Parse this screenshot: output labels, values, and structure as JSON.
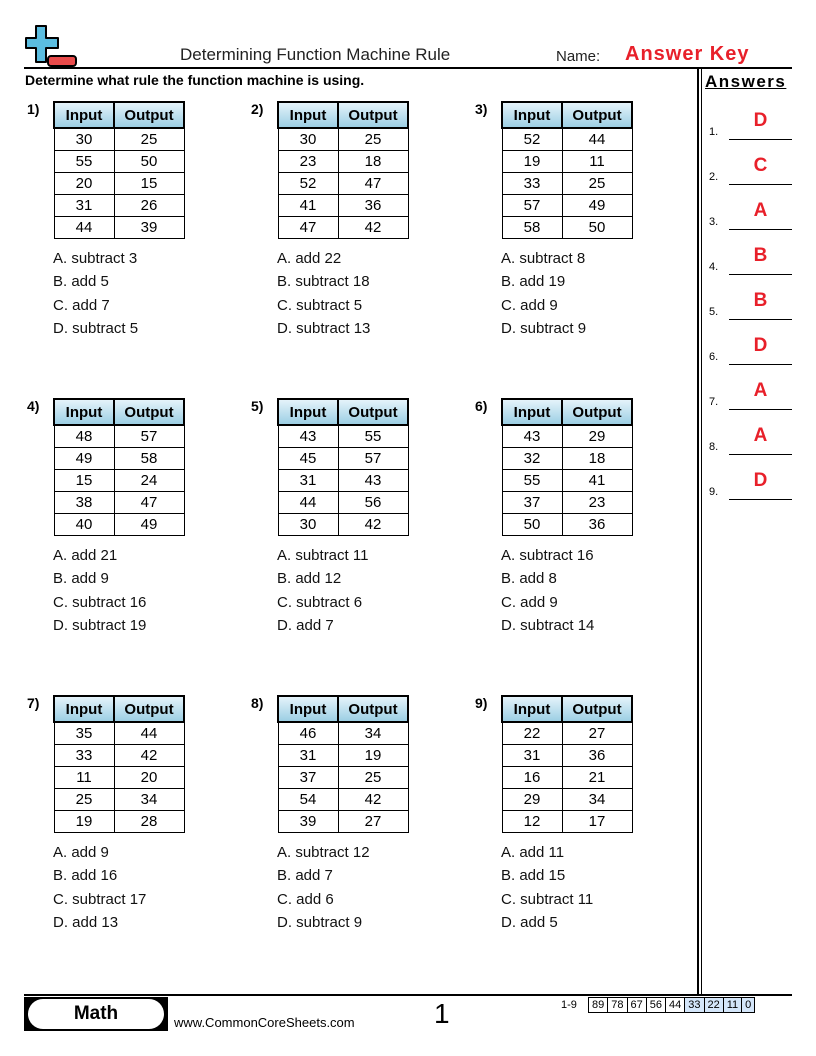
{
  "header": {
    "title": "Determining Function Machine Rule",
    "name_label": "Name:",
    "name_value": "Answer Key"
  },
  "instructions": "Determine what rule the function machine is using.",
  "table_headers": [
    "Input",
    "Output"
  ],
  "problems": [
    {
      "num": "1)",
      "rows": [
        [
          "30",
          "25"
        ],
        [
          "55",
          "50"
        ],
        [
          "20",
          "15"
        ],
        [
          "31",
          "26"
        ],
        [
          "44",
          "39"
        ]
      ],
      "choices": [
        "A. subtract 3",
        "B. add 5",
        "C. add 7",
        "D. subtract 5"
      ]
    },
    {
      "num": "2)",
      "rows": [
        [
          "30",
          "25"
        ],
        [
          "23",
          "18"
        ],
        [
          "52",
          "47"
        ],
        [
          "41",
          "36"
        ],
        [
          "47",
          "42"
        ]
      ],
      "choices": [
        "A. add 22",
        "B. subtract 18",
        "C. subtract 5",
        "D. subtract 13"
      ]
    },
    {
      "num": "3)",
      "rows": [
        [
          "52",
          "44"
        ],
        [
          "19",
          "11"
        ],
        [
          "33",
          "25"
        ],
        [
          "57",
          "49"
        ],
        [
          "58",
          "50"
        ]
      ],
      "choices": [
        "A. subtract 8",
        "B. add 19",
        "C. add 9",
        "D. subtract 9"
      ]
    },
    {
      "num": "4)",
      "rows": [
        [
          "48",
          "57"
        ],
        [
          "49",
          "58"
        ],
        [
          "15",
          "24"
        ],
        [
          "38",
          "47"
        ],
        [
          "40",
          "49"
        ]
      ],
      "choices": [
        "A. add 21",
        "B. add 9",
        "C. subtract 16",
        "D. subtract 19"
      ]
    },
    {
      "num": "5)",
      "rows": [
        [
          "43",
          "55"
        ],
        [
          "45",
          "57"
        ],
        [
          "31",
          "43"
        ],
        [
          "44",
          "56"
        ],
        [
          "30",
          "42"
        ]
      ],
      "choices": [
        "A. subtract 11",
        "B. add 12",
        "C. subtract 6",
        "D. add 7"
      ]
    },
    {
      "num": "6)",
      "rows": [
        [
          "43",
          "29"
        ],
        [
          "32",
          "18"
        ],
        [
          "55",
          "41"
        ],
        [
          "37",
          "23"
        ],
        [
          "50",
          "36"
        ]
      ],
      "choices": [
        "A. subtract 16",
        "B. add 8",
        "C. add 9",
        "D. subtract 14"
      ]
    },
    {
      "num": "7)",
      "rows": [
        [
          "35",
          "44"
        ],
        [
          "33",
          "42"
        ],
        [
          "11",
          "20"
        ],
        [
          "25",
          "34"
        ],
        [
          "19",
          "28"
        ]
      ],
      "choices": [
        "A. add 9",
        "B. add 16",
        "C. subtract 17",
        "D. add 13"
      ]
    },
    {
      "num": "8)",
      "rows": [
        [
          "46",
          "34"
        ],
        [
          "31",
          "19"
        ],
        [
          "37",
          "25"
        ],
        [
          "54",
          "42"
        ],
        [
          "39",
          "27"
        ]
      ],
      "choices": [
        "A. subtract 12",
        "B. add 7",
        "C. add 6",
        "D. subtract 9"
      ]
    },
    {
      "num": "9)",
      "rows": [
        [
          "22",
          "27"
        ],
        [
          "31",
          "36"
        ],
        [
          "16",
          "21"
        ],
        [
          "29",
          "34"
        ],
        [
          "12",
          "17"
        ]
      ],
      "choices": [
        "A. add 11",
        "B. add 15",
        "C. subtract 11",
        "D. add 5"
      ]
    }
  ],
  "answers": {
    "title": "Answers",
    "items": [
      {
        "num": "1.",
        "value": "D"
      },
      {
        "num": "2.",
        "value": "C"
      },
      {
        "num": "3.",
        "value": "A"
      },
      {
        "num": "4.",
        "value": "B"
      },
      {
        "num": "5.",
        "value": "B"
      },
      {
        "num": "6.",
        "value": "D"
      },
      {
        "num": "7.",
        "value": "A"
      },
      {
        "num": "8.",
        "value": "A"
      },
      {
        "num": "9.",
        "value": "D"
      }
    ]
  },
  "footer": {
    "subject": "Math",
    "website": "www.CommonCoreSheets.com",
    "page": "1",
    "range": "1-9",
    "scores": [
      "89",
      "78",
      "67",
      "56",
      "44",
      "33",
      "22",
      "11",
      "0"
    ],
    "highlight_from_index": 5
  },
  "colors": {
    "accent_red": "#e8202a",
    "header_blue": "#9ccfe4",
    "logo_blue": "#5bbde0",
    "score_highlight": "#d4e6fa"
  }
}
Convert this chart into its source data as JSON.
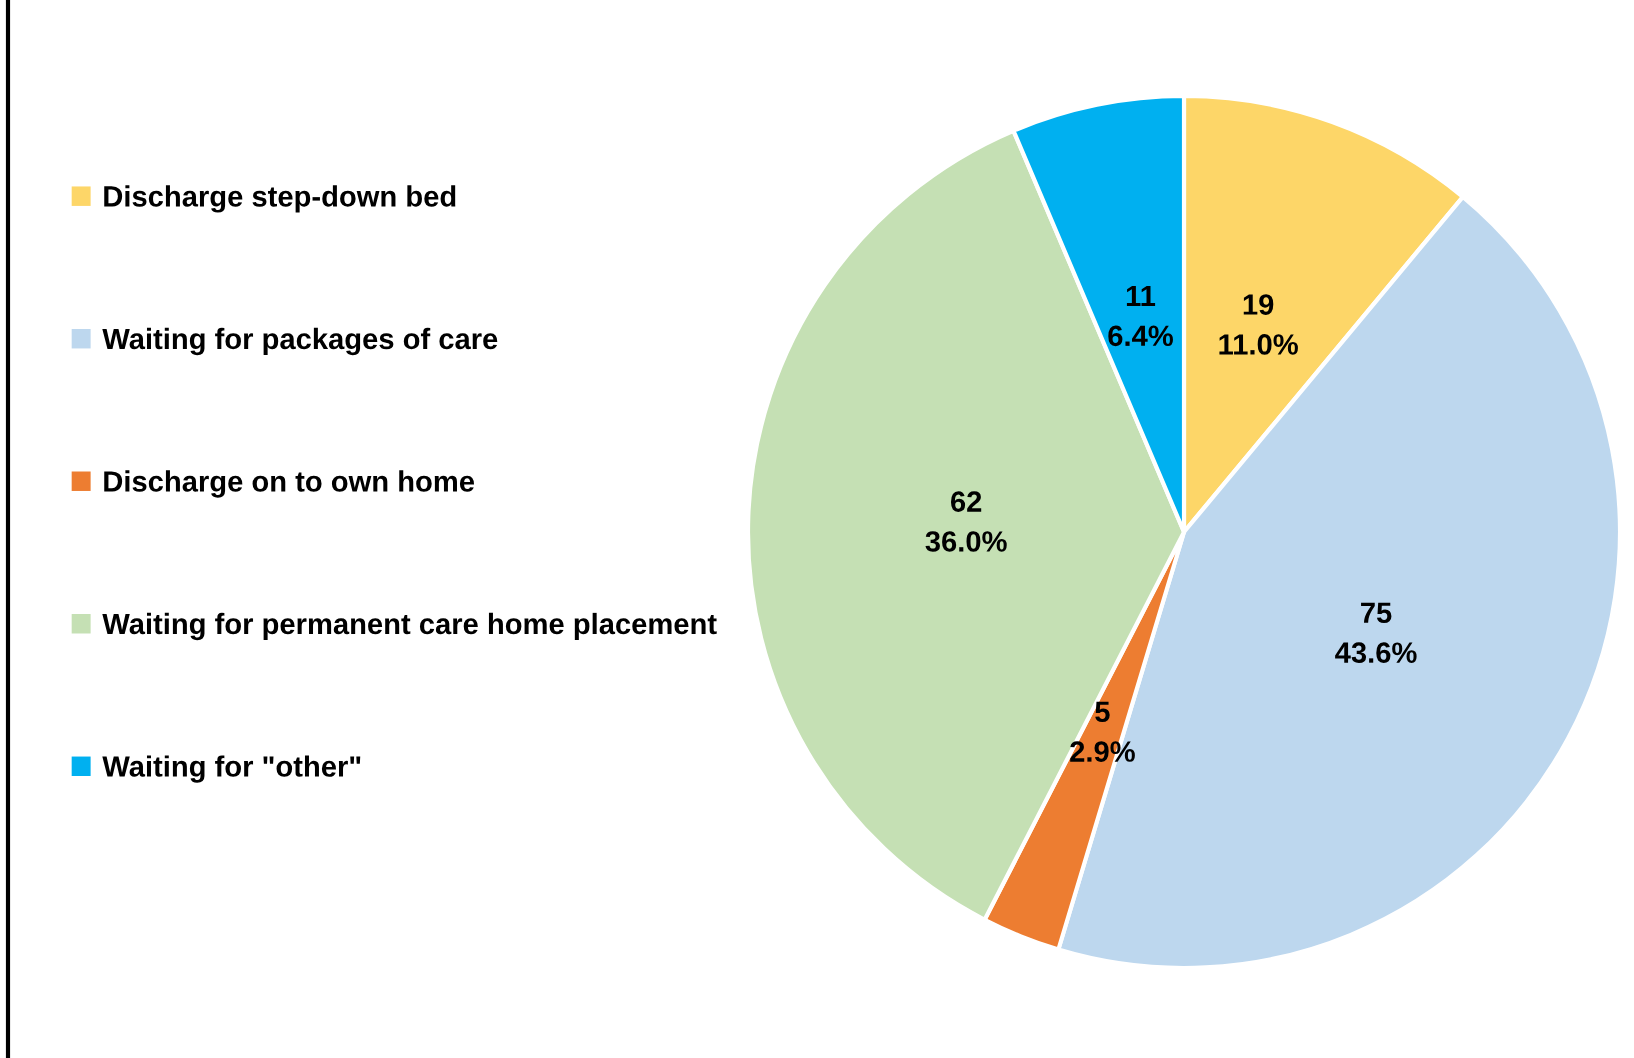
{
  "chart_data": {
    "type": "pie",
    "categories": [
      "Discharge step-down bed",
      "Waiting for packages of care",
      "Discharge on to own home",
      "Waiting for permanent care home placement",
      "Waiting for \"other\""
    ],
    "values": [
      19,
      75,
      5,
      62,
      11
    ],
    "colors": [
      "#fdd668",
      "#bdd7ee",
      "#ed7d31",
      "#c5e0b4",
      "#00b0f0"
    ],
    "value_labels": [
      "19\n11.0%",
      "75\n43.6%",
      "5\n2.9%",
      "62\n36.0%",
      "11\n6.4%"
    ],
    "legend": "left"
  }
}
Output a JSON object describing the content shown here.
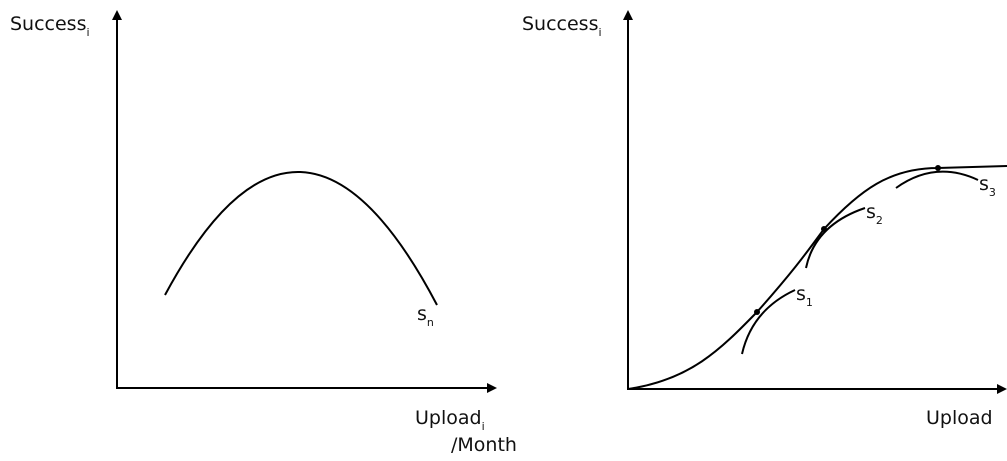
{
  "left_panel": {
    "y_label": {
      "text": "Success",
      "sub": "i"
    },
    "x_label": {
      "text": "Upload",
      "sub": "i",
      "line2": "/Month"
    },
    "curve_label": {
      "text": "s",
      "sub": "n"
    }
  },
  "right_panel": {
    "y_label": {
      "text": "Success",
      "sub": "i"
    },
    "x_label": {
      "text": "Upload"
    },
    "curve_labels": [
      {
        "text": "s",
        "sub": "1"
      },
      {
        "text": "s",
        "sub": "2"
      },
      {
        "text": "s",
        "sub": "3"
      }
    ]
  }
}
####################
## Written task
Output only the lines running from the line with "Output a JSON" through the last line of the entries above, inclusive, with pictures excluded.

## Result of the task
Output a JSON object describing the content shown here.
{
  "left_panel": {
    "y_label": {
      "text": "Success",
      "sub": "i"
    },
    "x_label": {
      "text": "Upload",
      "sub": "i",
      "line2": "/Month"
    },
    "curve_label": {
      "text": "s",
      "sub": "n"
    }
  },
  "right_panel": {
    "y_label": {
      "text": "Success",
      "sub": "i"
    },
    "x_label": {
      "text": "Upload"
    },
    "curve_labels": [
      {
        "text": "s",
        "sub": "1"
      },
      {
        "text": "s",
        "sub": "2"
      },
      {
        "text": "s",
        "sub": "3"
      }
    ]
  }
}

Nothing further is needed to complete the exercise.